- [AIM] Take the material below and retype it in full; pictures are left out.

- [A run of records]
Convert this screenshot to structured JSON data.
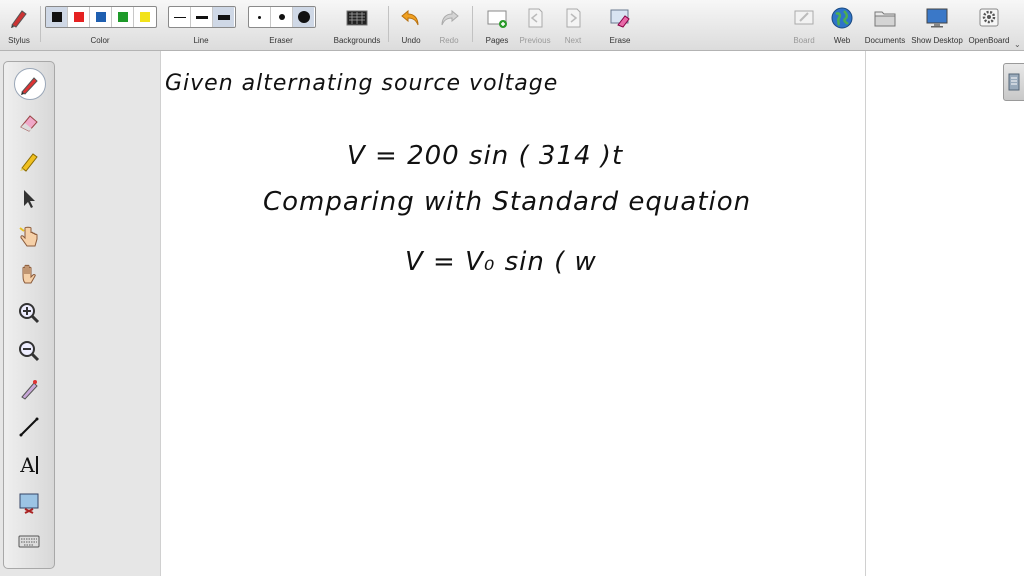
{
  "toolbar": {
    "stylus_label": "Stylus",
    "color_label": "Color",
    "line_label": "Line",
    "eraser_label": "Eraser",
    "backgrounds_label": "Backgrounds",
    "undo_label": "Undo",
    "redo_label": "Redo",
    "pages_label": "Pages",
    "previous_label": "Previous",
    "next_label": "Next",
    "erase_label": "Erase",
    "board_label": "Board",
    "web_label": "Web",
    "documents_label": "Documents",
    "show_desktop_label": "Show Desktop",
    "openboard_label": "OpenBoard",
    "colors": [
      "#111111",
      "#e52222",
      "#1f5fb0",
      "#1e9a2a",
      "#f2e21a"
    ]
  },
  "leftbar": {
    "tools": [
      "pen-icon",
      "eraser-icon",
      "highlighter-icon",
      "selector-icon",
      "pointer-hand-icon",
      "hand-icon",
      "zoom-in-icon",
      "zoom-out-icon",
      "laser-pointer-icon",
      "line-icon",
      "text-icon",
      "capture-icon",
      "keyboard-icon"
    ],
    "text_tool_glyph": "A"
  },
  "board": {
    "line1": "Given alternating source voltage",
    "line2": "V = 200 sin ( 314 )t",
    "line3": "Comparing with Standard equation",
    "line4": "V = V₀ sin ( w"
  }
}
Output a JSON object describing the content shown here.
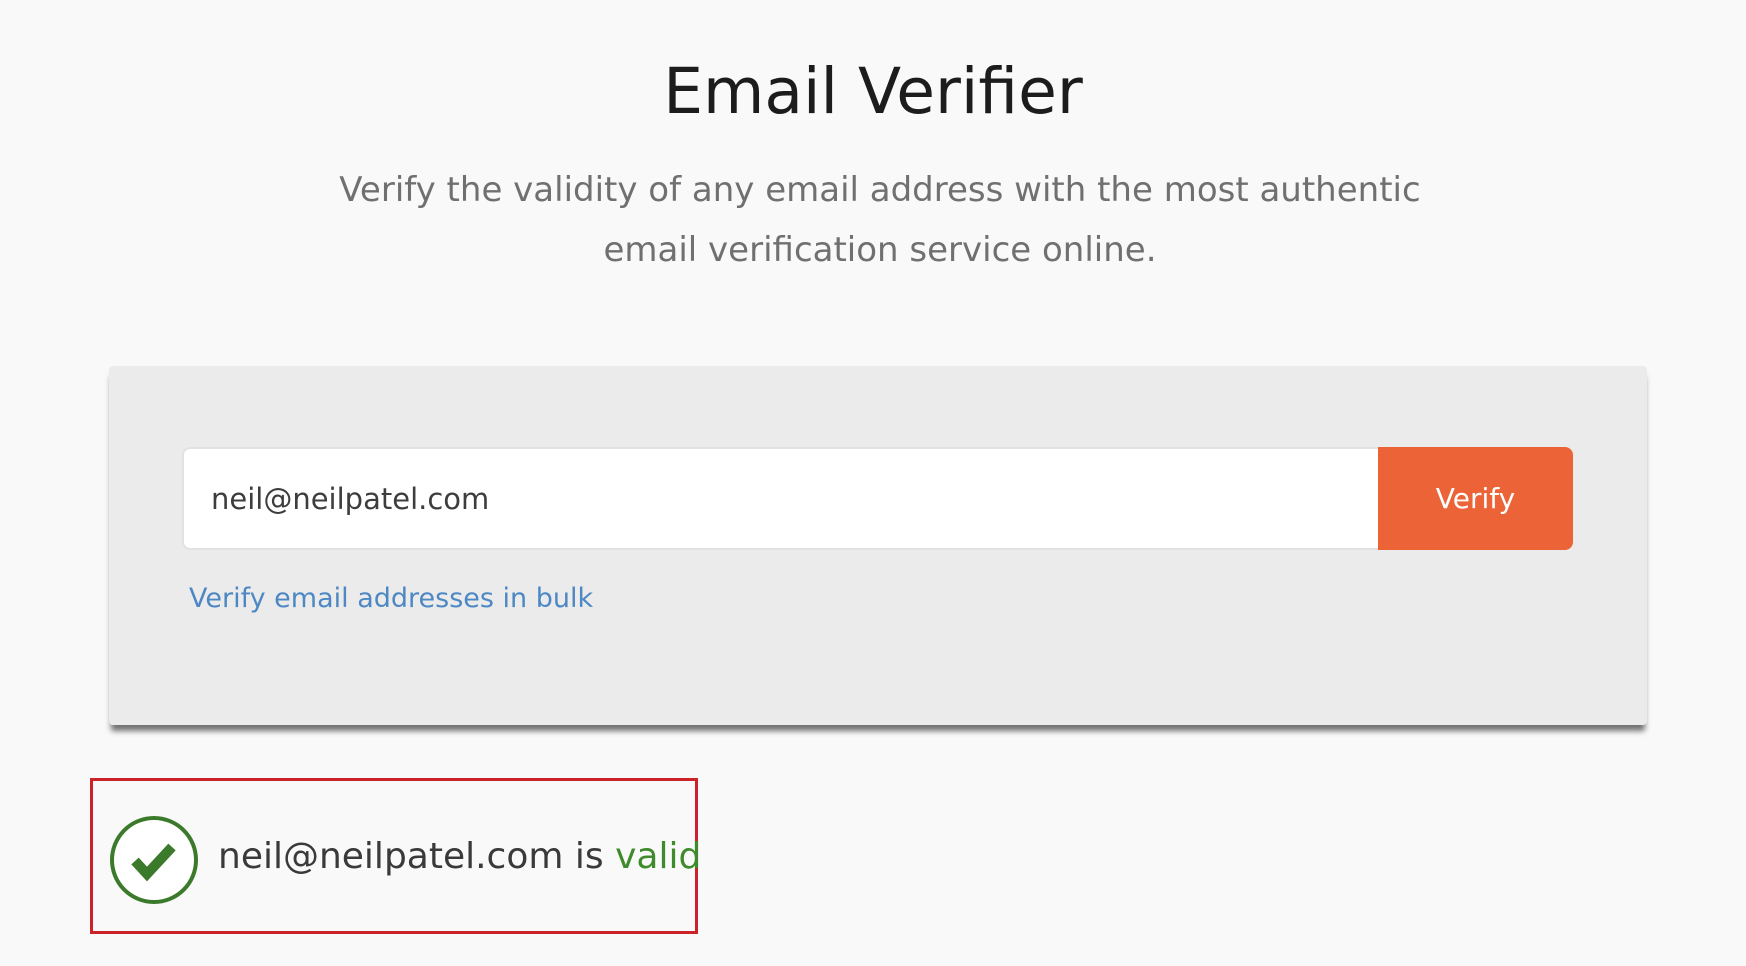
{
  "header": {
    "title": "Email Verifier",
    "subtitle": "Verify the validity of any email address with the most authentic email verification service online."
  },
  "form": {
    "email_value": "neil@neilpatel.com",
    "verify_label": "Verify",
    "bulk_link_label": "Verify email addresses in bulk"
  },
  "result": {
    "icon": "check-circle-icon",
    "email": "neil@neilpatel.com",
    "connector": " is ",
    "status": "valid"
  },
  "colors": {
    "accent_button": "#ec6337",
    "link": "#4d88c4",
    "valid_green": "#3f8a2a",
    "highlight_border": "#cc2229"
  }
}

- [RESPONSE TO THE TASK]
Convert this screenshot to structured JSON data.
{
  "toolbar": {
    "stylus_label": "Stylus",
    "color_label": "Color",
    "line_label": "Line",
    "eraser_label": "Eraser",
    "backgrounds_label": "Backgrounds",
    "undo_label": "Undo",
    "redo_label": "Redo",
    "pages_label": "Pages",
    "previous_label": "Previous",
    "next_label": "Next",
    "erase_label": "Erase",
    "board_label": "Board",
    "web_label": "Web",
    "documents_label": "Documents",
    "show_desktop_label": "Show Desktop",
    "openboard_label": "OpenBoard",
    "colors": [
      "#111111",
      "#e52222",
      "#1f5fb0",
      "#1e9a2a",
      "#f2e21a"
    ]
  },
  "leftbar": {
    "tools": [
      "pen-icon",
      "eraser-icon",
      "highlighter-icon",
      "selector-icon",
      "pointer-hand-icon",
      "hand-icon",
      "zoom-in-icon",
      "zoom-out-icon",
      "laser-pointer-icon",
      "line-icon",
      "text-icon",
      "capture-icon",
      "keyboard-icon"
    ],
    "text_tool_glyph": "A"
  },
  "board": {
    "line1": "Given alternating source voltage",
    "line2": "V = 200 sin ( 314 )t",
    "line3": "Comparing with Standard equation",
    "line4": "V = V₀ sin ( w"
  }
}
Output a JSON object describing the content shown here.
{
  "header": {
    "title": "Email Verifier",
    "subtitle": "Verify the validity of any email address with the most authentic email verification service online."
  },
  "form": {
    "email_value": "neil@neilpatel.com",
    "verify_label": "Verify",
    "bulk_link_label": "Verify email addresses in bulk"
  },
  "result": {
    "icon": "check-circle-icon",
    "email": "neil@neilpatel.com",
    "connector": " is ",
    "status": "valid"
  },
  "colors": {
    "accent_button": "#ec6337",
    "link": "#4d88c4",
    "valid_green": "#3f8a2a",
    "highlight_border": "#cc2229"
  }
}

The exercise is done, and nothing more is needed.